Data entries:
++++++++

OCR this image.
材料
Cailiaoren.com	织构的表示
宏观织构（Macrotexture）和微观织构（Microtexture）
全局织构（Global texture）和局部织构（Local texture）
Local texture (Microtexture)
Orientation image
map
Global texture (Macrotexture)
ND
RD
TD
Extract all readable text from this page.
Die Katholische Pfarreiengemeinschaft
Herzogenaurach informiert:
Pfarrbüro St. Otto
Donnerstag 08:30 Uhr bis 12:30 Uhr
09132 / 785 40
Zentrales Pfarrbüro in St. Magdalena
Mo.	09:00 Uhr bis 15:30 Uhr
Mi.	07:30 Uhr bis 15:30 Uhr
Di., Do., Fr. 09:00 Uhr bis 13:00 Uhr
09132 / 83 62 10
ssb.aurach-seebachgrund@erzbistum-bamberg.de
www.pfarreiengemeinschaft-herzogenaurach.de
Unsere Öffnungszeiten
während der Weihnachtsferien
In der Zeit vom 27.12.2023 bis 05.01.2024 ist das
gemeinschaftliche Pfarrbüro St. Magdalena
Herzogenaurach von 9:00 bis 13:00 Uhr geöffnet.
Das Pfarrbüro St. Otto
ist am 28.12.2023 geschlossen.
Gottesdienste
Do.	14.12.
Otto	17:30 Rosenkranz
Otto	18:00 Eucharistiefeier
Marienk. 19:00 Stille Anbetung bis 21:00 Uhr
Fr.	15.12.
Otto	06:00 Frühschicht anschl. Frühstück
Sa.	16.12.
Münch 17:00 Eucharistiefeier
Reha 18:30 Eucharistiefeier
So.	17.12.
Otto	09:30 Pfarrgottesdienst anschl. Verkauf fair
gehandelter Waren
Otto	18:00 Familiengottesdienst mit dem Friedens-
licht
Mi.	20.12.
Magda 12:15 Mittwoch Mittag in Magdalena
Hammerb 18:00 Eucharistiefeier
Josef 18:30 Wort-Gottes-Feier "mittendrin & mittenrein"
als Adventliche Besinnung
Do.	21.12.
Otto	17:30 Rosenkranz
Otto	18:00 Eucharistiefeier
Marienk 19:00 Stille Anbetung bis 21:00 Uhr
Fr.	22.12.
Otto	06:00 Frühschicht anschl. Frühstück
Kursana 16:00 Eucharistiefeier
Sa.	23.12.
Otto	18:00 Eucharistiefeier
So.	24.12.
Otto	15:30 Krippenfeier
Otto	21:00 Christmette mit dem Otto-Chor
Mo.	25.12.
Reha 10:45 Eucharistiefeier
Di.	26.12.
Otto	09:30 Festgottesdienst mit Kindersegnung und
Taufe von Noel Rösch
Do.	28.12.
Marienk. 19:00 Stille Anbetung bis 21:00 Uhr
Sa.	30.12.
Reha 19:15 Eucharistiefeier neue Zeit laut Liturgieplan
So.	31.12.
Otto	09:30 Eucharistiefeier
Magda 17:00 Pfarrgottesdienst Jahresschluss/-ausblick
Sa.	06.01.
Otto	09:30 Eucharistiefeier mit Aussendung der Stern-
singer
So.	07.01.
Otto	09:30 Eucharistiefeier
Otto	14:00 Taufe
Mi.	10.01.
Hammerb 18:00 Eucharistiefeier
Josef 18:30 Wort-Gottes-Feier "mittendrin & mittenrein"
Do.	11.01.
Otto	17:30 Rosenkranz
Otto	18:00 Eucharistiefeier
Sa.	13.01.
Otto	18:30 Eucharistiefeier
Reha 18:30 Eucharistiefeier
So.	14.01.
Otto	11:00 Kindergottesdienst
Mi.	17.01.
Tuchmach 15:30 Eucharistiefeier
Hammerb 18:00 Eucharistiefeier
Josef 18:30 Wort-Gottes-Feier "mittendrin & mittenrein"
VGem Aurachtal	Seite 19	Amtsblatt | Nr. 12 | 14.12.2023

++++++++

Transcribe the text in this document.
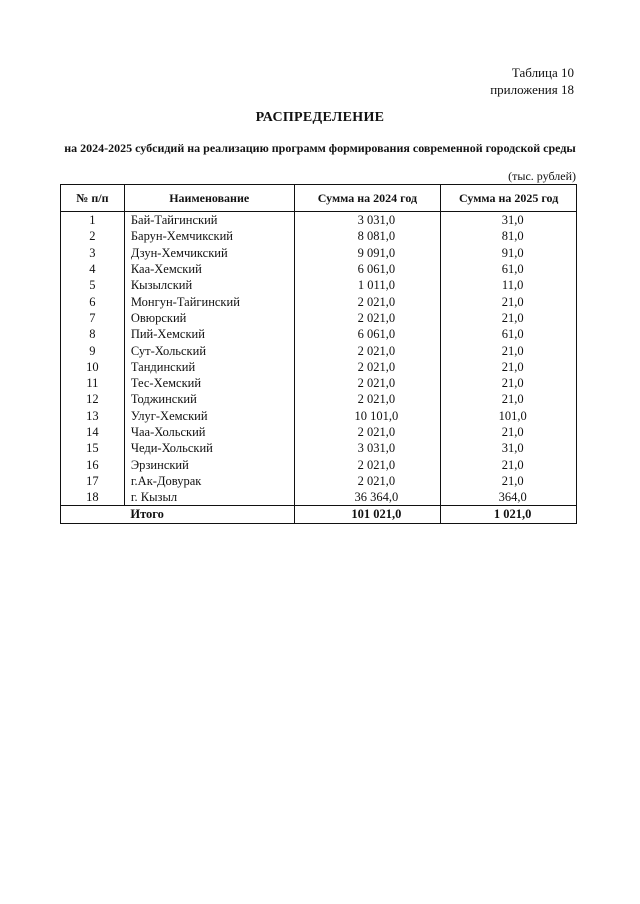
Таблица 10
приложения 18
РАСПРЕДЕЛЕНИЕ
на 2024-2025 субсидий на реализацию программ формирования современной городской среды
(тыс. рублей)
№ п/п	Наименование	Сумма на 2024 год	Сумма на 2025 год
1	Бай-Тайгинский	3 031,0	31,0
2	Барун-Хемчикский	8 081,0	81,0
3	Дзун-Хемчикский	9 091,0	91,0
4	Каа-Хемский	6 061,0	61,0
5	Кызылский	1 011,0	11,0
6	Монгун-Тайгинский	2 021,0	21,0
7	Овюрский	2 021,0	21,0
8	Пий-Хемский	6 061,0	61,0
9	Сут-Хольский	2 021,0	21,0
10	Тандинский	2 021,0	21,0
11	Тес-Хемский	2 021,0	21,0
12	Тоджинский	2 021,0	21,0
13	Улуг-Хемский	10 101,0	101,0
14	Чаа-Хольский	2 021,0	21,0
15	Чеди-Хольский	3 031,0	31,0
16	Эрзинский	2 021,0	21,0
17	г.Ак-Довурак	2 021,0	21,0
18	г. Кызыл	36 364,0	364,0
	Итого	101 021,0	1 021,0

++++++++

Exercise aim: Filter out every line that lacks the word "Magdalena", and copy the rest.

Response to the task:
Zentrales Pfarrbüro in St. Magdalena
gemeinschaftliche Pfarrbüro St. Magdalena
Magda 12:15 Mittwoch Mittag in Magdalena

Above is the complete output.